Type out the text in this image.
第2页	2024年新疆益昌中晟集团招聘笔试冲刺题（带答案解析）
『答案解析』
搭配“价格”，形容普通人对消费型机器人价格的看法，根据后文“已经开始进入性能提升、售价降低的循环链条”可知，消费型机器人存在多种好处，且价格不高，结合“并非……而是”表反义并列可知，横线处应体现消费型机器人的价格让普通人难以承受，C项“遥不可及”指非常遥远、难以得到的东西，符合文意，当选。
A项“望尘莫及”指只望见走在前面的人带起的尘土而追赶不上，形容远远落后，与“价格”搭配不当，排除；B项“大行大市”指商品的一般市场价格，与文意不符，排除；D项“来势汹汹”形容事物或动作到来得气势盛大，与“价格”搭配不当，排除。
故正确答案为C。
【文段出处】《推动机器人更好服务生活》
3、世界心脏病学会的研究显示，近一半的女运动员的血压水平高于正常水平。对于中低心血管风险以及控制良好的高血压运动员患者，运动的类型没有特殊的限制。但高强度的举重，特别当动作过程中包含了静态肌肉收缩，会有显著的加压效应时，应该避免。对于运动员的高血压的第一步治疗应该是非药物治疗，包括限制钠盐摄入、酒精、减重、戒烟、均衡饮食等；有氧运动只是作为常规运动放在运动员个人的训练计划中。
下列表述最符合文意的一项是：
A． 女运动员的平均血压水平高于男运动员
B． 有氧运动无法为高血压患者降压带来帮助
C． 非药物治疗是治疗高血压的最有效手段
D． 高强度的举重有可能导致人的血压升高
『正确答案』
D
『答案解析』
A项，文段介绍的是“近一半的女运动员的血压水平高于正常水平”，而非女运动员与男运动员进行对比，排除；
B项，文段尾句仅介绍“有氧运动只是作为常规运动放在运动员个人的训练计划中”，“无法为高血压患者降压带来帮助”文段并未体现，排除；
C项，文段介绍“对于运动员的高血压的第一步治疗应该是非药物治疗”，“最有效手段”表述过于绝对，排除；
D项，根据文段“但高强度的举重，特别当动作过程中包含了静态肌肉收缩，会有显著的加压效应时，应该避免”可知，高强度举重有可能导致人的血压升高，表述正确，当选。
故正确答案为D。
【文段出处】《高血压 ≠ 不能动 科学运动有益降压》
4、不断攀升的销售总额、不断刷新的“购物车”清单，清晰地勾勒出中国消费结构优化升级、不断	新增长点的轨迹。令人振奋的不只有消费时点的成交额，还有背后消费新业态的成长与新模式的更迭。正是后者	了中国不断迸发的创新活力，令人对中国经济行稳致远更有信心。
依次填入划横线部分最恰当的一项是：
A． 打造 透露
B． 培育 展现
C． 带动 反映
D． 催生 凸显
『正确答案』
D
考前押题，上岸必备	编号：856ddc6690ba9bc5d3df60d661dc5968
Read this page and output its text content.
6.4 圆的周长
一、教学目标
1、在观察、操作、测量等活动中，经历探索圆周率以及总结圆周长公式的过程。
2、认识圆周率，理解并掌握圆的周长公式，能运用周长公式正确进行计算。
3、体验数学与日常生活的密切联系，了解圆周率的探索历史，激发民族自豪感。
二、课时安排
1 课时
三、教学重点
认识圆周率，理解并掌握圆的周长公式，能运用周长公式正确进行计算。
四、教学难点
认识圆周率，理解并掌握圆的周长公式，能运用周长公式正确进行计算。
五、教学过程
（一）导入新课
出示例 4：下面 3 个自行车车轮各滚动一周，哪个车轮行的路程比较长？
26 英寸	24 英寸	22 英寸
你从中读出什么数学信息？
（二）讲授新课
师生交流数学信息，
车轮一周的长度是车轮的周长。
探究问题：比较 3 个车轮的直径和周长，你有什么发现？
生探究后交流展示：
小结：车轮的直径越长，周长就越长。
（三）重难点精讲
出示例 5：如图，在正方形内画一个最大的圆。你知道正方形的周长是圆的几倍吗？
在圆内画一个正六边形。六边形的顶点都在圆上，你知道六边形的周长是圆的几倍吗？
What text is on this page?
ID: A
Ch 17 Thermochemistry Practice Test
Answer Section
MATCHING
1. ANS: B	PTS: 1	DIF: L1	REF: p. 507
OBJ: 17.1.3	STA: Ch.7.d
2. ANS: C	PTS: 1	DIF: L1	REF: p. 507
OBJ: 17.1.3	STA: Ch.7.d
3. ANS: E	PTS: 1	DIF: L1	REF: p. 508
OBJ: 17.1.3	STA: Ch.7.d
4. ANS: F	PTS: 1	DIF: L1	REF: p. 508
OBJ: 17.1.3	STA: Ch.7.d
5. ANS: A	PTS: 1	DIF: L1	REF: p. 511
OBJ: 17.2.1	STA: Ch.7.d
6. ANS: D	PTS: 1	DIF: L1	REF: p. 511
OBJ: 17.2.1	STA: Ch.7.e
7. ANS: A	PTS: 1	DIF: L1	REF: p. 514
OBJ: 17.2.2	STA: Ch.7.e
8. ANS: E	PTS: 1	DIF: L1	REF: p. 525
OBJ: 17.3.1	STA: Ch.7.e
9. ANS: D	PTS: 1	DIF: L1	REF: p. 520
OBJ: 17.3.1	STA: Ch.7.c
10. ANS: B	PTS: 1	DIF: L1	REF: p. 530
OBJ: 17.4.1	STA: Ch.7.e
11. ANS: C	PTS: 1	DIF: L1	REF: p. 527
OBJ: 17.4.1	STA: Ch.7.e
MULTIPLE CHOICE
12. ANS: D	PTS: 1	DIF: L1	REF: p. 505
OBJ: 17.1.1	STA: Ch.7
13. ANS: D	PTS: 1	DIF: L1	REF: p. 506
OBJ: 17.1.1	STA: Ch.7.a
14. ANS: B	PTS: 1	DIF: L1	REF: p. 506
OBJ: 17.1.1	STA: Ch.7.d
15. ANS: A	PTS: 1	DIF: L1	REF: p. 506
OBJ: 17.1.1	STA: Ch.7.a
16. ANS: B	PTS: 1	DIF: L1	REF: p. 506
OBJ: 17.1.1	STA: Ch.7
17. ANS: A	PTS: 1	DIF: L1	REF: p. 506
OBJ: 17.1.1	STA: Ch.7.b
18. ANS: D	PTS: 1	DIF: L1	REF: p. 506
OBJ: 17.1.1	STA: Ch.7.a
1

◆ ◆ ◆ ◆ ◆

SET PROBLEM: Pull every line containing "文段出处" out of the records.

FINAL RESULT:
【文段出处】《推动机器人更好服务生活》
【文段出处】《高血压 ≠ 不能动 科学运动有益降压》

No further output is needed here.